[What is asked]: Show all lines holding the string "avatar".

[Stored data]
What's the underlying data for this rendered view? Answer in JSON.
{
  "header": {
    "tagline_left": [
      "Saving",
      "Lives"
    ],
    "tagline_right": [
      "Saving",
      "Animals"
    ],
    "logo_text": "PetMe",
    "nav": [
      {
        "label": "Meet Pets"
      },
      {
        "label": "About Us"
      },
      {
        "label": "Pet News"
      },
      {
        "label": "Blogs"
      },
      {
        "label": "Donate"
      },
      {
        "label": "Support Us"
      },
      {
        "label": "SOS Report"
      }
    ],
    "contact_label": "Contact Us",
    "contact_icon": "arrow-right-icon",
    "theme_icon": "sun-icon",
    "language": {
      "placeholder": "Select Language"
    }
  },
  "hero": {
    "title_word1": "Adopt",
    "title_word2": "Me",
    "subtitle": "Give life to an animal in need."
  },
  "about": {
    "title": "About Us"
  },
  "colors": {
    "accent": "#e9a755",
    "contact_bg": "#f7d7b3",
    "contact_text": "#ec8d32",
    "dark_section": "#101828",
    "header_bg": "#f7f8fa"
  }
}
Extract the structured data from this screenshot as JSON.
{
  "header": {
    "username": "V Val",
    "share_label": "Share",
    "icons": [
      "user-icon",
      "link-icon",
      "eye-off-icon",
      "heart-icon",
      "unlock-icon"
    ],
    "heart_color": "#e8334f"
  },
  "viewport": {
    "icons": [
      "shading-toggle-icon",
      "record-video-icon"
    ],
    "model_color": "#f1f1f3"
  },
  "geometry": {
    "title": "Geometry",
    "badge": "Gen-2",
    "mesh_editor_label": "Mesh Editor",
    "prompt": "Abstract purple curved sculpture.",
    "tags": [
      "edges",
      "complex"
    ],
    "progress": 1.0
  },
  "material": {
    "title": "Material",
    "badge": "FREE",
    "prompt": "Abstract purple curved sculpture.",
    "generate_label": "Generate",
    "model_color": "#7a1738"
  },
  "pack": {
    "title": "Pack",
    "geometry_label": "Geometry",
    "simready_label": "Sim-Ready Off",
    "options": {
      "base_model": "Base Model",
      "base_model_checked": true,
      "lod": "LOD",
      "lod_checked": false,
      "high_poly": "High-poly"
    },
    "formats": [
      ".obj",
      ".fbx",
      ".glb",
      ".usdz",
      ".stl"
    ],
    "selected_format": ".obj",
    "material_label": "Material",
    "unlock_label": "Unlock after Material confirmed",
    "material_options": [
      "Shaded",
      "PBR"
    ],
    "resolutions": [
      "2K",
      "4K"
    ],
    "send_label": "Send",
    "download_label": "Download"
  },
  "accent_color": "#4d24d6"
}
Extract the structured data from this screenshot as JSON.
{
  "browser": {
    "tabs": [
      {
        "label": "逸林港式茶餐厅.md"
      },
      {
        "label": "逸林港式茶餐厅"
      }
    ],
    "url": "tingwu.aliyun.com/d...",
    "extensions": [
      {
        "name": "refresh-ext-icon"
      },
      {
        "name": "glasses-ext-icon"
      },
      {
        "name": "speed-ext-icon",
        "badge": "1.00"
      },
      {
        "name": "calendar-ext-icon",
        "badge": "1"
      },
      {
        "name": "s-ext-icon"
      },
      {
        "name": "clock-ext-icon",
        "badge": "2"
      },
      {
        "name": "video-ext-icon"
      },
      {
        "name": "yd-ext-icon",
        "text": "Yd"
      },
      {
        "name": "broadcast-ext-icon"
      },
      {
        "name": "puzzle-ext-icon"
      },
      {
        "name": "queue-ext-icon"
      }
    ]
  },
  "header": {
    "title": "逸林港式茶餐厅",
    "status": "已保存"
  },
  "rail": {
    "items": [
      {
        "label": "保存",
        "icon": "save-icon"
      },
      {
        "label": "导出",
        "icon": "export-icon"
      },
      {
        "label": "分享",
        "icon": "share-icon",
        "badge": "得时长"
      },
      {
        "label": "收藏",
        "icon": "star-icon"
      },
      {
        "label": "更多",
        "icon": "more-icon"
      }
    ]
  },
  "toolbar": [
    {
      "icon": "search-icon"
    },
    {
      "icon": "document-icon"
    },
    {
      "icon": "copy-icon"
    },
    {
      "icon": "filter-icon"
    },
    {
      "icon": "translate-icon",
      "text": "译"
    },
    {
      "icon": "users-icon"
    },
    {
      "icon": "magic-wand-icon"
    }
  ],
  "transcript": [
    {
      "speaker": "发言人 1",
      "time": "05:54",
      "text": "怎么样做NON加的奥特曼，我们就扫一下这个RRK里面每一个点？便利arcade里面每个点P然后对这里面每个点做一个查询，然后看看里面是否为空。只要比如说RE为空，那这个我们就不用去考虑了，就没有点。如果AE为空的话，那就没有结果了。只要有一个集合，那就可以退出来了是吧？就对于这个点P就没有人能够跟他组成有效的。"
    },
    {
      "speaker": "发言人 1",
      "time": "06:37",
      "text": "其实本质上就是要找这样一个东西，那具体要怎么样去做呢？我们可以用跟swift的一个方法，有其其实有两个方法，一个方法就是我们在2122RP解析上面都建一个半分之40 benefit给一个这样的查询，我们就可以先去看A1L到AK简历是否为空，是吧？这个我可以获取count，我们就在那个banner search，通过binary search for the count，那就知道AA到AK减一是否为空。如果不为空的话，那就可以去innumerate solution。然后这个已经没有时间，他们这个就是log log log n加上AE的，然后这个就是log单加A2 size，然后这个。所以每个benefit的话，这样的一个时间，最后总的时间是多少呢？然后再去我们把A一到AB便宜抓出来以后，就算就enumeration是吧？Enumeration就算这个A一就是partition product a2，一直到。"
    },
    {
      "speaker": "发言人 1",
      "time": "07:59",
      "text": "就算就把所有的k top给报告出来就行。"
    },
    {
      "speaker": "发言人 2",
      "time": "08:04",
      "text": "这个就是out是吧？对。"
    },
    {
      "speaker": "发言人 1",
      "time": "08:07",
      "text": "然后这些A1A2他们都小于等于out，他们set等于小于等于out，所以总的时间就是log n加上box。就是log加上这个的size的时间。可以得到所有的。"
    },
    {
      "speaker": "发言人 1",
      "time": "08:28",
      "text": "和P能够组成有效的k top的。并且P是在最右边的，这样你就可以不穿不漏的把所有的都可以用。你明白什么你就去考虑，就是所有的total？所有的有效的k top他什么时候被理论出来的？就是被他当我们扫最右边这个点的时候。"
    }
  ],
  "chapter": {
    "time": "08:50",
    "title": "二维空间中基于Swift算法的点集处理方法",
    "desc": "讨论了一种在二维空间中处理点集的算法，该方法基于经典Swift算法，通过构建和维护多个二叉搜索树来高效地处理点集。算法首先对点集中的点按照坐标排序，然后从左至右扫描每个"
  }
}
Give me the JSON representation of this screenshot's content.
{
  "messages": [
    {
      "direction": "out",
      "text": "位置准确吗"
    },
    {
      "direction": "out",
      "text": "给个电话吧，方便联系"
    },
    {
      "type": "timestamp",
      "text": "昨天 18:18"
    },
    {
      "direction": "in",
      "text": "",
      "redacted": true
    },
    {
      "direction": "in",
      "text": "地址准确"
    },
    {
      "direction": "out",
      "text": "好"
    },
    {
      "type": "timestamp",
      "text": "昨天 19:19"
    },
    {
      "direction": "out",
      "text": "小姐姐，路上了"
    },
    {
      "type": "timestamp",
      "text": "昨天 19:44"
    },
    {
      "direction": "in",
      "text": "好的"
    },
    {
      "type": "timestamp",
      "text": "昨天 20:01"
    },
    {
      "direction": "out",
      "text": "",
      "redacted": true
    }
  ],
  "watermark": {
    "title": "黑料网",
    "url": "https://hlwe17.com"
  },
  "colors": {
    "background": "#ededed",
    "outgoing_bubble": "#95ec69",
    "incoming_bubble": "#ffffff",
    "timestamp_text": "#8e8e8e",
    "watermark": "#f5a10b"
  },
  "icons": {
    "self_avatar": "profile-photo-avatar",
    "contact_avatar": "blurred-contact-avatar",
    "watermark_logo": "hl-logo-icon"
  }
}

[Result of this exercise]:
    "self_avatar": "profile-photo-avatar",
    "contact_avatar": "blurred-contact-avatar",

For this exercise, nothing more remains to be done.